Task details:
Copy out each line that mentions the word "душой".

** start of Dataset records **

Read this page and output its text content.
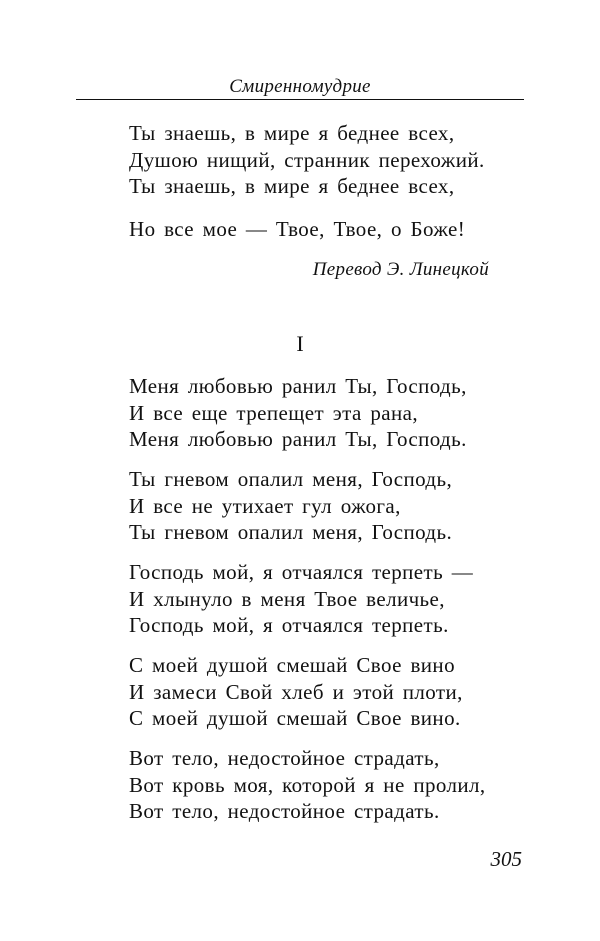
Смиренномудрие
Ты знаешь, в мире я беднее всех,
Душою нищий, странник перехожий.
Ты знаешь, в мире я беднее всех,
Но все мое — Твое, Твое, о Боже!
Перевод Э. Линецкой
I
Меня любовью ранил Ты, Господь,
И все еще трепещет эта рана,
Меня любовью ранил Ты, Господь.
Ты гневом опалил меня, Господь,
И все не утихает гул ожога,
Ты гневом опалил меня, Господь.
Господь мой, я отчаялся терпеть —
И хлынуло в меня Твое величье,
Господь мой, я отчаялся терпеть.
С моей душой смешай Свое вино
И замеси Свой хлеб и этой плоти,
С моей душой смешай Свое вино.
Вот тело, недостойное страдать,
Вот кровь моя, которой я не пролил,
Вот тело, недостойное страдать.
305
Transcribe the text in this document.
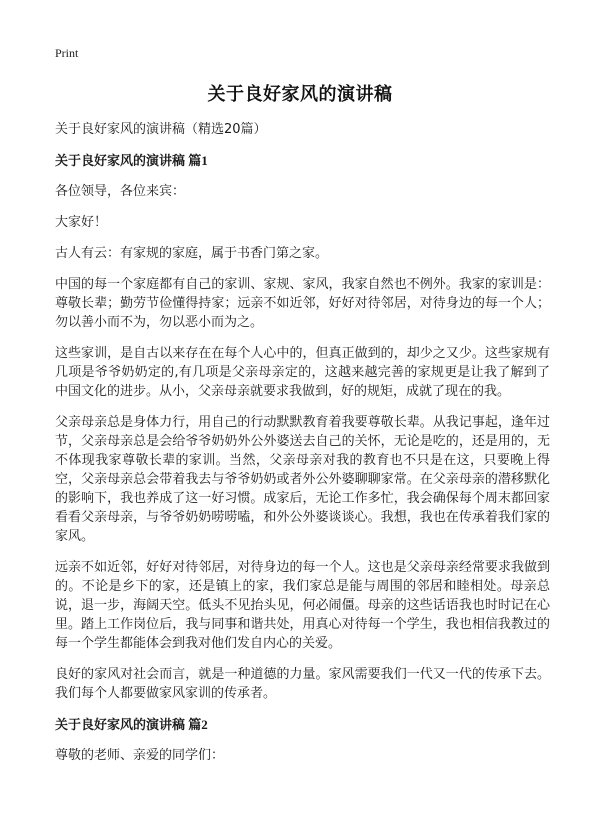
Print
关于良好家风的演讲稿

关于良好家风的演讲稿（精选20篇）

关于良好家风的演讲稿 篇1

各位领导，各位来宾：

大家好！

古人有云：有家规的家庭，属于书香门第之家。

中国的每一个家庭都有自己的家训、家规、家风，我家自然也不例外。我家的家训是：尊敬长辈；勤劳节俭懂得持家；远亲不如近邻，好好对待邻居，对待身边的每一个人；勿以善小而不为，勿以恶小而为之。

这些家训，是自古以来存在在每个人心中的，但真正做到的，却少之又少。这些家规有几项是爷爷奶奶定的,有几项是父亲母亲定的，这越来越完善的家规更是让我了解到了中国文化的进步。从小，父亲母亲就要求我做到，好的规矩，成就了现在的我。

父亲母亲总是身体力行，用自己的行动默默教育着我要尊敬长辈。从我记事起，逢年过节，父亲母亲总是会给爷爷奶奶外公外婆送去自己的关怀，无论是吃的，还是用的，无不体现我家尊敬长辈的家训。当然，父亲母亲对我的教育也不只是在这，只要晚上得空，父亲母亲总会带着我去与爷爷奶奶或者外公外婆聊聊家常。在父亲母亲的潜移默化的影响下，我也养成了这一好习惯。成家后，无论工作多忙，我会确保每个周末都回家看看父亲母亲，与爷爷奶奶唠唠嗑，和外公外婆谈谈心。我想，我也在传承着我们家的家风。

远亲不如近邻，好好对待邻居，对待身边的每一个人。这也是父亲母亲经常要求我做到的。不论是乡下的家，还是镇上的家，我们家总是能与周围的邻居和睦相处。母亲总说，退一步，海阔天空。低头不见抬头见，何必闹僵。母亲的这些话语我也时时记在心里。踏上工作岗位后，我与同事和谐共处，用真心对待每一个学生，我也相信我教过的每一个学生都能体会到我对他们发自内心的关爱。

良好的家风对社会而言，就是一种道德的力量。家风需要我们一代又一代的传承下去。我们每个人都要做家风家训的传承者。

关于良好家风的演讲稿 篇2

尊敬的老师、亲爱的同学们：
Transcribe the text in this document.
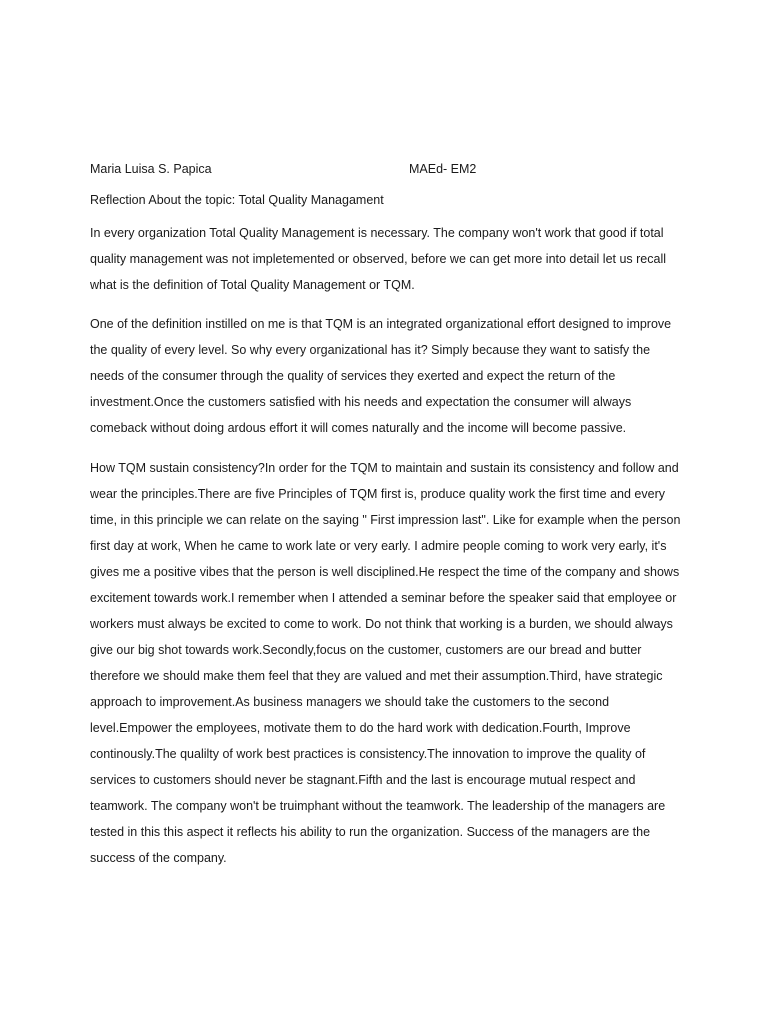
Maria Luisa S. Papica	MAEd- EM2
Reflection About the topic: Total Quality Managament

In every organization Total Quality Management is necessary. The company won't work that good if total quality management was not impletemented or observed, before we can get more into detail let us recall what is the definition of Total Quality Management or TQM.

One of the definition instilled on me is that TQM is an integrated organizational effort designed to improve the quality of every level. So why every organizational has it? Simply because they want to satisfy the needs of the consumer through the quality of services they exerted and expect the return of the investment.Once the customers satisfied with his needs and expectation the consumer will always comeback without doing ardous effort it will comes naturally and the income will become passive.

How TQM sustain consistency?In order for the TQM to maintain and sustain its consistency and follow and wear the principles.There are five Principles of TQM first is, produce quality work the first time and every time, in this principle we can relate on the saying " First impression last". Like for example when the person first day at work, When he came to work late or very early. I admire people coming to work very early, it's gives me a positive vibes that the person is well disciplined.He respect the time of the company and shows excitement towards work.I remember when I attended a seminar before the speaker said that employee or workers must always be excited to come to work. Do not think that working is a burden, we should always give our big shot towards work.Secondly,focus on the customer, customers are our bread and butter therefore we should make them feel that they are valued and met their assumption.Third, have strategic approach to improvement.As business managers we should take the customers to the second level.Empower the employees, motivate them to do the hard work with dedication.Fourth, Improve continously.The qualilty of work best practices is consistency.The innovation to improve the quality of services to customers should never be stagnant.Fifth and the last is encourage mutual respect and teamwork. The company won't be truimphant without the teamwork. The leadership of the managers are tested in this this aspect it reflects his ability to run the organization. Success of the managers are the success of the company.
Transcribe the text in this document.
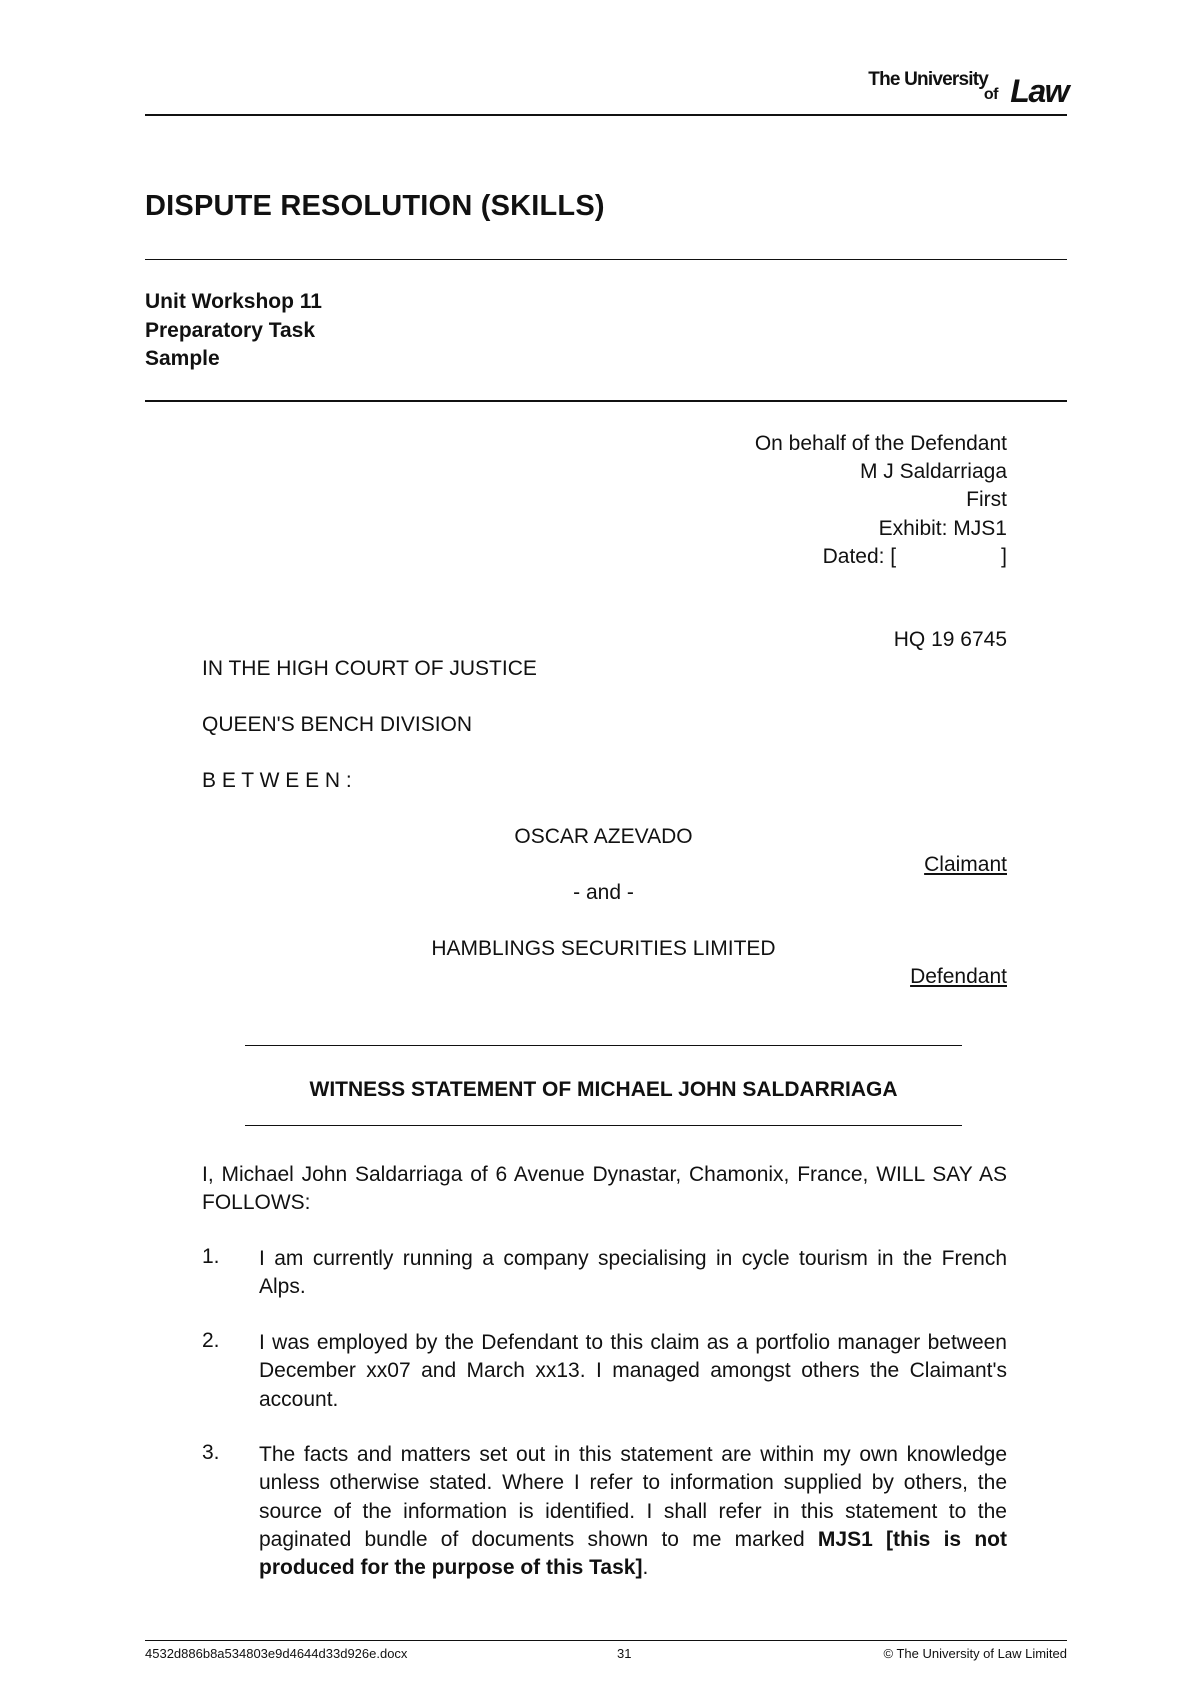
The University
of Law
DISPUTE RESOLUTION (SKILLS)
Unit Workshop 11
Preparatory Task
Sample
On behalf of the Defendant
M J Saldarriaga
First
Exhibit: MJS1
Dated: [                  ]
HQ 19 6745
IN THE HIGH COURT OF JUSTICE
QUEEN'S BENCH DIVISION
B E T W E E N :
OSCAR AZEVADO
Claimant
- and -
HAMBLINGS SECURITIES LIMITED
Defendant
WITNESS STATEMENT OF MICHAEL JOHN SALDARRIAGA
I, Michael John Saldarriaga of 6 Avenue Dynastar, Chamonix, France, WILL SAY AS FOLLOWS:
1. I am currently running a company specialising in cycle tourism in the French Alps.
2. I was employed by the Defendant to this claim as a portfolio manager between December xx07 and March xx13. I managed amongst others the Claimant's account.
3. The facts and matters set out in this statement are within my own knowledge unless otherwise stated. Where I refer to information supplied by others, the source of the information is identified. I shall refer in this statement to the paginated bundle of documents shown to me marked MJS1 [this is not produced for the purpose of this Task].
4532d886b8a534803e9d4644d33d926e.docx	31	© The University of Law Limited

** end of Dataset records **

Solution for this exercise:
С моей душой смешай Свое вино
С моей душой смешай Свое вино.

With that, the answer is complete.